Your task
Rewrite the entries below, changing every "interactable" to "clickable" and leaving all else as it stands.

Material to process
[start]

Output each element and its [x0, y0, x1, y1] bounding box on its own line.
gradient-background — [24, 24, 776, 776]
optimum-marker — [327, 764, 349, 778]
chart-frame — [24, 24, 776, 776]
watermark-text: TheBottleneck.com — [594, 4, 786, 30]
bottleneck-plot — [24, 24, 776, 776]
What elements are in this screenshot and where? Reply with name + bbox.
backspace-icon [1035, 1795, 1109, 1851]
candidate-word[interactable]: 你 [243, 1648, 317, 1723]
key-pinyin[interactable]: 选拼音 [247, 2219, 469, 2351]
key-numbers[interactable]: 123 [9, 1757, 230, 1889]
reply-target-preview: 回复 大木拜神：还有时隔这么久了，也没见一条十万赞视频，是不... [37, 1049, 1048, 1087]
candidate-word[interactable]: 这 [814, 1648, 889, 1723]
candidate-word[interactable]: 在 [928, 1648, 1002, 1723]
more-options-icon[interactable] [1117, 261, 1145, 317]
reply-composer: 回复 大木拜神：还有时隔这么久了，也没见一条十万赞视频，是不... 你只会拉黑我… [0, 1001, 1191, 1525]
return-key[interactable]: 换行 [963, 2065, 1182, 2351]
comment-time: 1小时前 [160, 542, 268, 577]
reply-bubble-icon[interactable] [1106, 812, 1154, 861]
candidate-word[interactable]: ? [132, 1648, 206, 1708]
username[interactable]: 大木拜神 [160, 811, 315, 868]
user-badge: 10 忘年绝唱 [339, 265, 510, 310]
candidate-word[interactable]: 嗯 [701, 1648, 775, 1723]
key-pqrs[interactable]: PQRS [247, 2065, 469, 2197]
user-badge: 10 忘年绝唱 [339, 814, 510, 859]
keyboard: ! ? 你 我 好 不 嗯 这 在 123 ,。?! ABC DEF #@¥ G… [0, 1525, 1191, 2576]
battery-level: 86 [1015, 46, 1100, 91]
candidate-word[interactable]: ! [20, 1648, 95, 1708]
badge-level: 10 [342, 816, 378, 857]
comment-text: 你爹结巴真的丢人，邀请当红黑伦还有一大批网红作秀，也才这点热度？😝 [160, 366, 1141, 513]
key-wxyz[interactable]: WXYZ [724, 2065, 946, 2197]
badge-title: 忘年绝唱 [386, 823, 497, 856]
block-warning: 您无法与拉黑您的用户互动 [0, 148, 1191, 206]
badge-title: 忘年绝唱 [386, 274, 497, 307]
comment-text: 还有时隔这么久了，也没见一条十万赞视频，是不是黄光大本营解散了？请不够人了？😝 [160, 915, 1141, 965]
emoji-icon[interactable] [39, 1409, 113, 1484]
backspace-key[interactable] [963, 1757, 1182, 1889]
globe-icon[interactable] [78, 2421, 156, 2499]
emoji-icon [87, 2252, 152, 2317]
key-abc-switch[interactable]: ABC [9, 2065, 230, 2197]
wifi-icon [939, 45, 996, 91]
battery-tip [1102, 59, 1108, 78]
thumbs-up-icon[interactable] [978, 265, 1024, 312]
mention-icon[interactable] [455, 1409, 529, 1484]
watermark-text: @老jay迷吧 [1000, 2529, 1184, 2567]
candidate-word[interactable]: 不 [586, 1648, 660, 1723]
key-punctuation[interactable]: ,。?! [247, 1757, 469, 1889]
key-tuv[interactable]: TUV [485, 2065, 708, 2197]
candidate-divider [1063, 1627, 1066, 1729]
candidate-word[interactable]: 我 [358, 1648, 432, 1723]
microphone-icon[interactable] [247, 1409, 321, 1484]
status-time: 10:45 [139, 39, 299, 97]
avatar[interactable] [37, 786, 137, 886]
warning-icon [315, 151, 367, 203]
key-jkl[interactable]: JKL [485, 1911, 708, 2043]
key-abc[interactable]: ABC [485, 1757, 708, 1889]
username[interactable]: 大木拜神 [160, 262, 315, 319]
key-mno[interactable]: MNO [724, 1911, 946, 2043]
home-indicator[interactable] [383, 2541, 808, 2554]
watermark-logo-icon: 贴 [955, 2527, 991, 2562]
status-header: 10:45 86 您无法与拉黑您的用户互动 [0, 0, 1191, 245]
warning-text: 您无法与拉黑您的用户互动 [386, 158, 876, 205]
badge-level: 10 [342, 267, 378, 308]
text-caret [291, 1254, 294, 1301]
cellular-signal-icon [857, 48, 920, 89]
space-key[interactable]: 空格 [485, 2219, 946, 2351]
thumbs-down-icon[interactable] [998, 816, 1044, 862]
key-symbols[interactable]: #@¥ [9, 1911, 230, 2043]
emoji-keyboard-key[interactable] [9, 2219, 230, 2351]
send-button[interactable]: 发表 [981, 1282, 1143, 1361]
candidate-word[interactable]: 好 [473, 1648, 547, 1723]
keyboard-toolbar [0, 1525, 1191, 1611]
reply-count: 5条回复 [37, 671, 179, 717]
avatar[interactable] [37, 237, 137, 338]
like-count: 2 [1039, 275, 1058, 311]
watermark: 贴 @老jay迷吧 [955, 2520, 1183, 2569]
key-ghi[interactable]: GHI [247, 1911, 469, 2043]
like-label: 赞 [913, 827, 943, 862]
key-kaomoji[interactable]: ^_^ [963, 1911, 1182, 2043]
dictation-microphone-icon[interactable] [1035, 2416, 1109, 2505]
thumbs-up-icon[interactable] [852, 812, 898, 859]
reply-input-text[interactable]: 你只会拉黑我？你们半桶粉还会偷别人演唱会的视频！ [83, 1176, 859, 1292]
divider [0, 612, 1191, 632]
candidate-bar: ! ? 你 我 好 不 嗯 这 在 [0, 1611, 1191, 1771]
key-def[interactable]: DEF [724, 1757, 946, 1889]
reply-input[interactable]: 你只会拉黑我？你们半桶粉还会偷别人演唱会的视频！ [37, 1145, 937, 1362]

[end]

Output for this task
Output each element and its [x0, y0, x1, y1] bounding box on its own line.
gradient-background — [24, 24, 776, 776]
optimum-marker — [327, 764, 349, 778]
chart-frame — [24, 24, 776, 776]
watermark-text: TheBottleneck.com — [594, 4, 786, 30]
bottleneck-plot — [24, 24, 776, 776]
What elements are in this screenshot and where? Reply with name + bbox.
backspace-icon [1035, 1795, 1109, 1851]
candidate-word[clickable]: 你 [243, 1648, 317, 1723]
key-pinyin[clickable]: 选拼音 [247, 2219, 469, 2351]
key-numbers[clickable]: 123 [9, 1757, 230, 1889]
reply-target-preview: 回复 大木拜神：还有时隔这么久了，也没见一条十万赞视频，是不... [37, 1049, 1048, 1087]
candidate-word[clickable]: 这 [814, 1648, 889, 1723]
candidate-word[clickable]: 在 [928, 1648, 1002, 1723]
more-options-icon[clickable] [1117, 261, 1145, 317]
reply-composer: 回复 大木拜神：还有时隔这么久了，也没见一条十万赞视频，是不... 你只会拉黑我… [0, 1001, 1191, 1525]
return-key[clickable]: 换行 [963, 2065, 1182, 2351]
comment-time: 1小时前 [160, 542, 268, 577]
reply-bubble-icon[clickable] [1106, 812, 1154, 861]
candidate-word[clickable]: ? [132, 1648, 206, 1708]
username[clickable]: 大木拜神 [160, 811, 315, 868]
user-badge: 10 忘年绝唱 [339, 265, 510, 310]
candidate-word[clickable]: 嗯 [701, 1648, 775, 1723]
key-pqrs[clickable]: PQRS [247, 2065, 469, 2197]
user-badge: 10 忘年绝唱 [339, 814, 510, 859]
keyboard: ! ? 你 我 好 不 嗯 这 在 123 ,。?! ABC DEF #@¥ G… [0, 1525, 1191, 2576]
battery-level: 86 [1015, 46, 1100, 91]
candidate-word[clickable]: ! [20, 1648, 95, 1708]
badge-level: 10 [342, 816, 378, 857]
comment-text: 你爹结巴真的丢人，邀请当红黑伦还有一大批网红作秀，也才这点热度？😝 [160, 366, 1141, 513]
key-wxyz[clickable]: WXYZ [724, 2065, 946, 2197]
badge-title: 忘年绝唱 [386, 823, 497, 856]
block-warning: 您无法与拉黑您的用户互动 [0, 148, 1191, 206]
badge-title: 忘年绝唱 [386, 274, 497, 307]
comment-text: 还有时隔这么久了，也没见一条十万赞视频，是不是黄光大本营解散了？请不够人了？😝 [160, 915, 1141, 965]
emoji-icon[clickable] [39, 1409, 113, 1484]
backspace-key[clickable] [963, 1757, 1182, 1889]
globe-icon[clickable] [78, 2421, 156, 2499]
emoji-icon [87, 2252, 152, 2317]
key-abc-switch[clickable]: ABC [9, 2065, 230, 2197]
wifi-icon [939, 45, 996, 91]
battery-tip [1102, 59, 1108, 78]
thumbs-up-icon[clickable] [978, 265, 1024, 312]
mention-icon[clickable] [455, 1409, 529, 1484]
watermark-text: @老jay迷吧 [1000, 2529, 1184, 2567]
candidate-word[clickable]: 不 [586, 1648, 660, 1723]
key-punctuation[clickable]: ,。?! [247, 1757, 469, 1889]
key-tuv[clickable]: TUV [485, 2065, 708, 2197]
candidate-divider [1063, 1627, 1066, 1729]
candidate-word[clickable]: 我 [358, 1648, 432, 1723]
microphone-icon[clickable] [247, 1409, 321, 1484]
status-time: 10:45 [139, 39, 299, 97]
avatar[clickable] [37, 786, 137, 886]
warning-icon [315, 151, 367, 203]
key-jkl[clickable]: JKL [485, 1911, 708, 2043]
key-abc[clickable]: ABC [485, 1757, 708, 1889]
username[clickable]: 大木拜神 [160, 262, 315, 319]
key-mno[clickable]: MNO [724, 1911, 946, 2043]
home-indicator[clickable] [383, 2541, 808, 2554]
watermark-logo-icon: 贴 [955, 2527, 991, 2562]
status-header: 10:45 86 您无法与拉黑您的用户互动 [0, 0, 1191, 245]
warning-text: 您无法与拉黑您的用户互动 [386, 158, 876, 205]
badge-level: 10 [342, 267, 378, 308]
text-caret [291, 1254, 294, 1301]
cellular-signal-icon [857, 48, 920, 89]
space-key[clickable]: 空格 [485, 2219, 946, 2351]
thumbs-down-icon[clickable] [998, 816, 1044, 862]
key-symbols[clickable]: #@¥ [9, 1911, 230, 2043]
emoji-keyboard-key[clickable] [9, 2219, 230, 2351]
send-button[clickable]: 发表 [981, 1282, 1143, 1361]
candidate-word[clickable]: 好 [473, 1648, 547, 1723]
keyboard-toolbar [0, 1525, 1191, 1611]
reply-count: 5条回复 [37, 671, 179, 717]
avatar[clickable] [37, 237, 137, 338]
like-count: 2 [1039, 275, 1058, 311]
watermark: 贴 @老jay迷吧 [955, 2520, 1183, 2569]
key-ghi[clickable]: GHI [247, 1911, 469, 2043]
like-label: 赞 [913, 827, 943, 862]
key-kaomoji[clickable]: ^_^ [963, 1911, 1182, 2043]
dictation-microphone-icon[clickable] [1035, 2416, 1109, 2505]
thumbs-up-icon[clickable] [852, 812, 898, 859]
reply-input-text[clickable]: 你只会拉黑我？你们半桶粉还会偷别人演唱会的视频！ [83, 1176, 859, 1292]
divider [0, 612, 1191, 632]
candidate-bar: ! ? 你 我 好 不 嗯 这 在 [0, 1611, 1191, 1771]
key-def[clickable]: DEF [724, 1757, 946, 1889]
reply-input[clickable]: 你只会拉黑我？你们半桶粉还会偷别人演唱会的视频！ [37, 1145, 937, 1362]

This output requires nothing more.